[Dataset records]
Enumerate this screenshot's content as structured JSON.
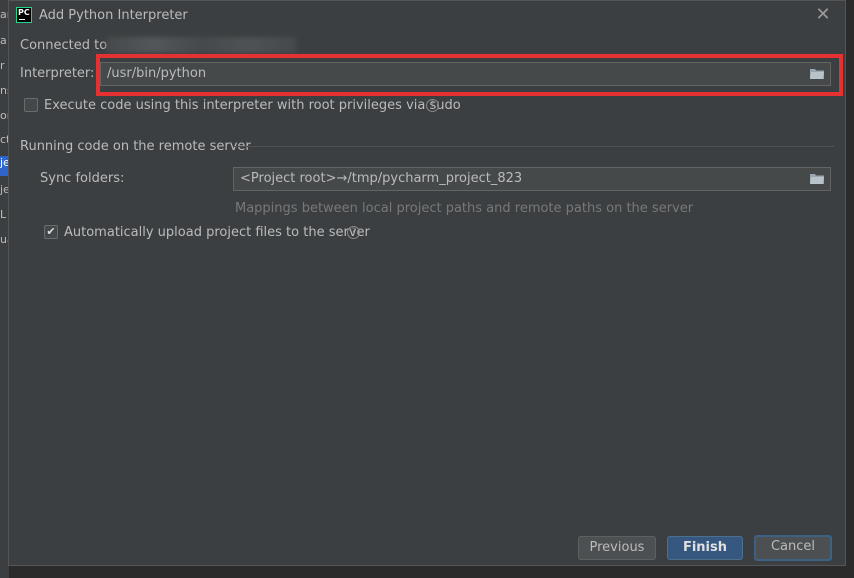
{
  "background": {
    "left_fragments": [
      "ar",
      "a",
      "r",
      "ns",
      "on",
      "ct",
      "je",
      "je",
      "L",
      "ua"
    ]
  },
  "dialog": {
    "title": "Add Python Interpreter",
    "connected_label": "Connected to",
    "interpreter": {
      "label": "Interpreter:",
      "value": "/usr/bin/python"
    },
    "sudo_option": {
      "label": "Execute code using this interpreter with root privileges via sudo",
      "checked": false
    },
    "remote_section": {
      "title": "Running code on the remote server",
      "sync_folders": {
        "label": "Sync folders:",
        "value": "<Project root>→/tmp/pycharm_project_823"
      },
      "hint": "Mappings between local project paths and remote paths on the server",
      "auto_upload": {
        "label": "Automatically upload project files to the server",
        "checked": true
      }
    },
    "buttons": {
      "previous": "Previous",
      "finish": "Finish",
      "cancel": "Cancel"
    },
    "help_glyph": "?",
    "close_glyph": "✕",
    "logo_text": "PC",
    "check_glyph": "✔"
  },
  "colors": {
    "dialog_bg": "#3c3f41",
    "highlight": "#e53131",
    "primary_button": "#365880"
  }
}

### SET TASK:
Return the full material word for word. Do not include the pictures.

### FULL RESPONSE:
Enumerate this screenshot's content as structured JSON.
{
  "background": {
    "left_fragments": [
      "ar",
      "a",
      "r",
      "ns",
      "on",
      "ct",
      "je",
      "je",
      "L",
      "ua"
    ]
  },
  "dialog": {
    "title": "Add Python Interpreter",
    "connected_label": "Connected to",
    "interpreter": {
      "label": "Interpreter:",
      "value": "/usr/bin/python"
    },
    "sudo_option": {
      "label": "Execute code using this interpreter with root privileges via sudo",
      "checked": false
    },
    "remote_section": {
      "title": "Running code on the remote server",
      "sync_folders": {
        "label": "Sync folders:",
        "value": "<Project root>→/tmp/pycharm_project_823"
      },
      "hint": "Mappings between local project paths and remote paths on the server",
      "auto_upload": {
        "label": "Automatically upload project files to the server",
        "checked": true
      }
    },
    "buttons": {
      "previous": "Previous",
      "finish": "Finish",
      "cancel": "Cancel"
    },
    "help_glyph": "?",
    "close_glyph": "✕",
    "logo_text": "PC",
    "check_glyph": "✔"
  },
  "colors": {
    "dialog_bg": "#3c3f41",
    "highlight": "#e53131",
    "primary_button": "#365880"
  }
}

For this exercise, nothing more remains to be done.